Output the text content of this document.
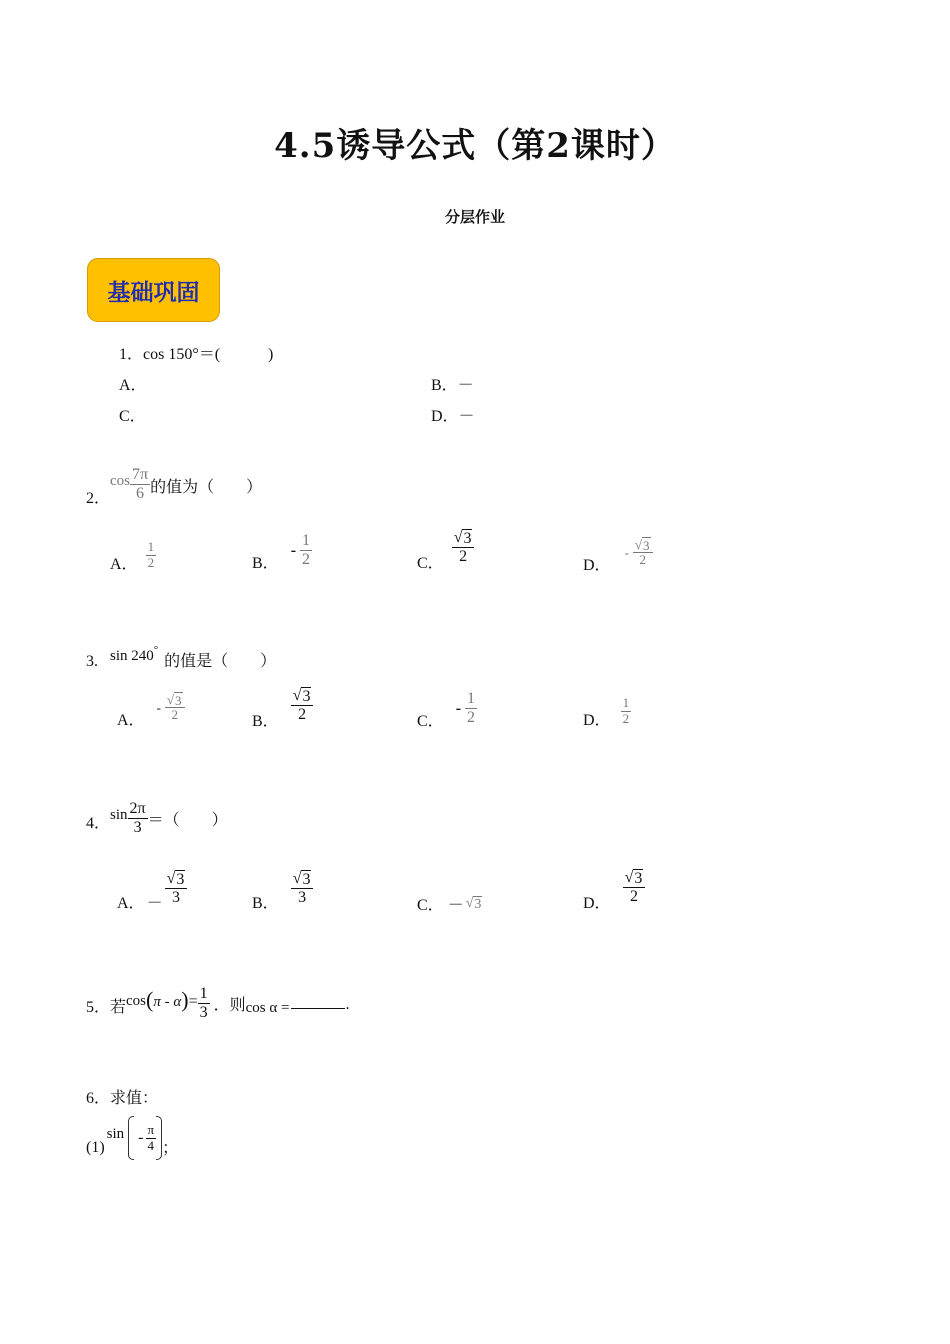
4.5诱导公式（第2课时）
分层作业
基础巩固
1．cos 150°＝(　　　)
A．	B．－
C．	D．－
2．
$\cos \frac{7\pi}{6}$ 的值为（　　）
A． $\frac{1}{2}$	B．
- $\frac{1}{2}$	C． $\frac{√ 3}{2}$	D．
- $\frac{√ 3}{2}$
3. sin 240° 的值是（　　）
A．
- $\frac{√ 3}{2}$	B． $\frac{√ 3}{2}$	C．
- $\frac{1}{2}$	D． $\frac{1}{2}$
4． $\sin \frac{2\pi}{3}$ ＝（　　）
A． － $\frac{√ 3}{3}$	B． $\frac{√ 3}{3}$	C． － √ 3	D． $\frac{√ 3}{2}$
5．若 cos ( π - α ) = $\frac{1}{3}$ ．则 cos α =	.
6．求值：
(1)
sin - $\frac{\pi}{4}$ ；
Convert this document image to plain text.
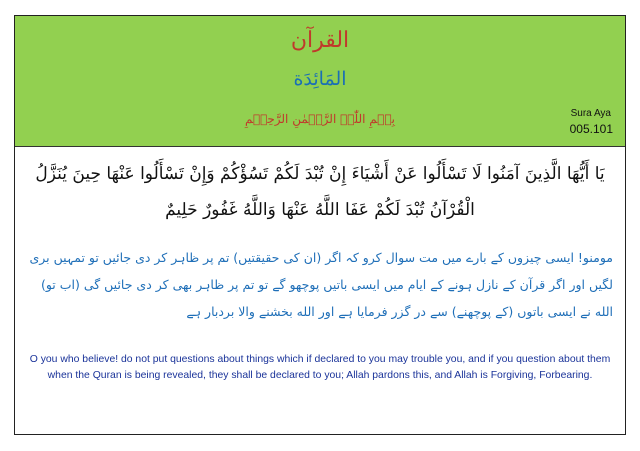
القرآن
المَائِدَة
بِسۡمِ اللّٰہِ الرَّحۡمٰنِ الرَّحِیۡمِ	Sura Aya
005.101
يَا أَيُّهَا الَّذِينَ آمَنُوا لَا تَسْأَلُوا عَنْ أَشْيَاءَ إِنْ تُبْدَ لَكُمْ تَسُؤْكُمْ وَإِنْ تَسْأَلُوا عَنْهَا حِينَ يُنَزَّلُ الْقُرْآنُ تُبْدَ لَكُمْ عَفَا اللَّهُ عَنْهَا وَاللَّهُ غَفُورٌ حَلِيمٌ
مومنو! ایسی چیزوں کے بارے میں مت سوال کرو کہ اگر (ان کی حقیقتیں) تم پر ظاہر کر دی جائیں تو تمہیں بری لگیں اور اگر قرآن کے نازل ہونے کے ایام میں ایسی باتیں پوچھو گے تو تم پر ظاہر بھی کر دی جائیں گی (اب تو) الله نے ایسی باتوں (کے پوچھنے) سے در گزر فرمایا ہے اور الله بخشنے والا بردبار ہے
O you who believe! do not put questions about things which if declared to you may trouble you, and if you question about them when the Quran is being revealed, they shall be declared to you; Allah pardons this, and Allah is Forgiving, Forbearing.
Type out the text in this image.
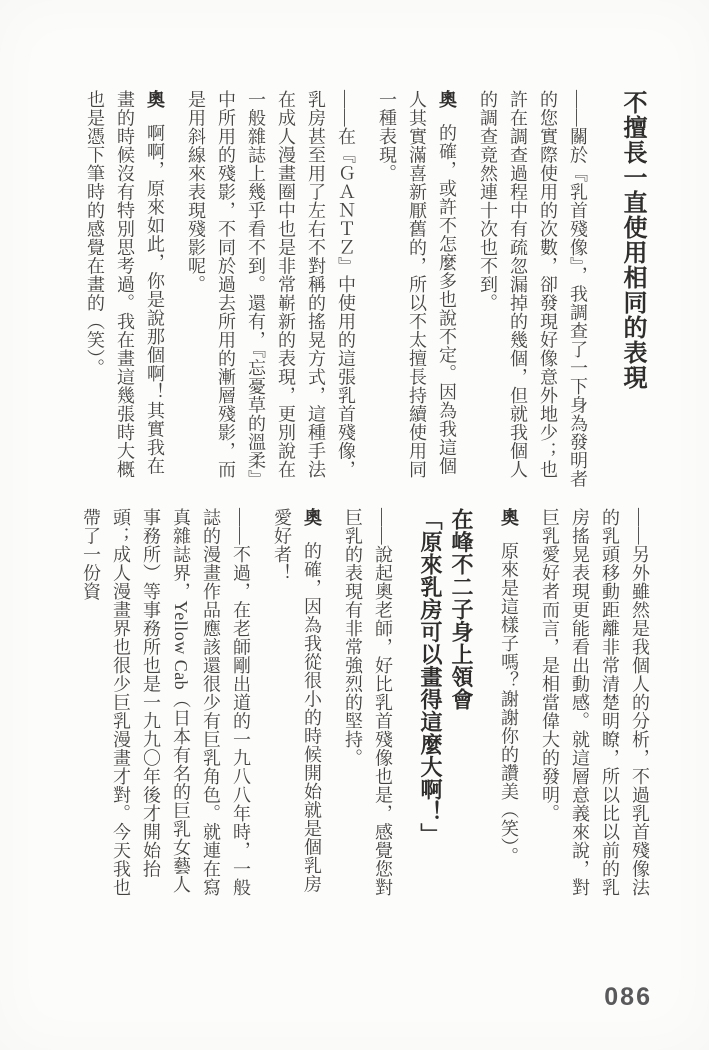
不擅長一直使用相同的表現

——關於『乳首殘像』，我調查了一下身為發明者的您實際使用的次數，卻發現好像意外地少；也許在調查過程中有疏忽漏掉的幾個，但就我個人的調查竟然連十次也不到。

奧的確，或許不怎麼多也說不定。因為我這個人其實滿喜新厭舊的，所以不太擅長持續使用同一種表現。

——在『ＧＡＮＴＺ』中使用的這張乳首殘像，乳房甚至用了左右不對稱的搖晃方式，這種手法在成人漫畫圈中也是非常嶄新的表現，更別說在一般雜誌上幾乎看不到。還有，『忘憂草的溫柔』中所用的殘影，不同於過去所用的漸層殘影，而是用斜線來表現殘影呢。

奧啊啊，原來如此，你是說那個啊！其實我在畫的時候沒有特別思考過。我在畫這幾張時大概也是憑下筆時的感覺在畫的（笑）。

——另外雖然是我個人的分析，不過乳首殘像法的乳頭移動距離非常清楚明瞭，所以比以前的乳房搖晃表現更能看出動感。就這層意義來說，對巨乳愛好者而言，是相當偉大的發明。

奧原來是這樣子嗎？謝謝你的讚美（笑）。

在峰不二子身上領會
「原來乳房可以畫得這麼大啊！」

——說起奧老師，好比乳首殘像也是，感覺您對巨乳的表現有非常強烈的堅持。

奧的確，因為我從很小的時候開始就是個乳房愛好者！

——不過，在老師剛出道的一九八八年時，一般誌的漫畫作品應該還很少有巨乳角色。就連在寫真雜誌界，Yellow Cab（日本有名的巨乳女藝人事務所）等事務所也是一九九〇年後才開始抬頭；成人漫畫界也很少巨乳漫畫才對。今天我也帶了一份資

086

# # # # #

What to produce | Could you repeat all of the material exactly? Pictures should not be copied.

Task result |
Output the text content of this document.
4.5诱导公式（第2课时）
分层作业
基础巩固
1．cos 150°＝(　　　)
A．	B．－
C．	D．－
2．
$\cos \frac{7\pi}{6}$ 的值为（　　）
A． $\frac{1}{2}$	B．
- $\frac{1}{2}$	C． $\frac{√ 3}{2}$	D．
- $\frac{√ 3}{2}$
3. sin 240° 的值是（　　）
A．
- $\frac{√ 3}{2}$	B． $\frac{√ 3}{2}$	C．
- $\frac{1}{2}$	D． $\frac{1}{2}$
4． $\sin \frac{2\pi}{3}$ ＝（　　）
A． － $\frac{√ 3}{3}$	B． $\frac{√ 3}{3}$	C． － √ 3	D． $\frac{√ 3}{2}$
5．若 cos ( π - α ) = $\frac{1}{3}$ ．则 cos α =	.
6．求值：
(1)
sin - $\frac{\pi}{4}$ ；
Convert this document image to plain text.
القرآن
المَائِدَة
بِسۡمِ اللّٰہِ الرَّحۡمٰنِ الرَّحِیۡمِ	Sura Aya
005.101
يَا أَيُّهَا الَّذِينَ آمَنُوا لَا تَسْأَلُوا عَنْ أَشْيَاءَ إِنْ تُبْدَ لَكُمْ تَسُؤْكُمْ وَإِنْ تَسْأَلُوا عَنْهَا حِينَ يُنَزَّلُ الْقُرْآنُ تُبْدَ لَكُمْ عَفَا اللَّهُ عَنْهَا وَاللَّهُ غَفُورٌ حَلِيمٌ
مومنو! ایسی چیزوں کے بارے میں مت سوال کرو کہ اگر (ان کی حقیقتیں) تم پر ظاہر کر دی جائیں تو تمہیں بری لگیں اور اگر قرآن کے نازل ہونے کے ایام میں ایسی باتیں پوچھو گے تو تم پر ظاہر بھی کر دی جائیں گی (اب تو) الله نے ایسی باتوں (کے پوچھنے) سے در گزر فرمایا ہے اور الله بخشنے والا بردبار ہے
O you who believe! do not put questions about things which if declared to you may trouble you, and if you question about them when the Quran is being revealed, they shall be declared to you; Allah pardons this, and Allah is Forgiving, Forbearing.
Type out the text in this image.
不擅長一直使用相同的表現

——關於『乳首殘像』，我調查了一下身為發明者的您實際使用的次數，卻發現好像意外地少；也許在調查過程中有疏忽漏掉的幾個，但就我個人的調查竟然連十次也不到。

奧的確，或許不怎麼多也說不定。因為我這個人其實滿喜新厭舊的，所以不太擅長持續使用同一種表現。

——在『ＧＡＮＴＺ』中使用的這張乳首殘像，乳房甚至用了左右不對稱的搖晃方式，這種手法在成人漫畫圈中也是非常嶄新的表現，更別說在一般雜誌上幾乎看不到。還有，『忘憂草的溫柔』中所用的殘影，不同於過去所用的漸層殘影，而是用斜線來表現殘影呢。

奧啊啊，原來如此，你是說那個啊！其實我在畫的時候沒有特別思考過。我在畫這幾張時大概也是憑下筆時的感覺在畫的（笑）。

——另外雖然是我個人的分析，不過乳首殘像法的乳頭移動距離非常清楚明瞭，所以比以前的乳房搖晃表現更能看出動感。就這層意義來說，對巨乳愛好者而言，是相當偉大的發明。

奧原來是這樣子嗎？謝謝你的讚美（笑）。

在峰不二子身上領會
「原來乳房可以畫得這麼大啊！」

——說起奧老師，好比乳首殘像也是，感覺您對巨乳的表現有非常強烈的堅持。

奧的確，因為我從很小的時候開始就是個乳房愛好者！

——不過，在老師剛出道的一九八八年時，一般誌的漫畫作品應該還很少有巨乳角色。就連在寫真雜誌界，Yellow Cab（日本有名的巨乳女藝人事務所）等事務所也是一九九〇年後才開始抬頭；成人漫畫界也很少巨乳漫畫才對。今天我也帶了一份資

086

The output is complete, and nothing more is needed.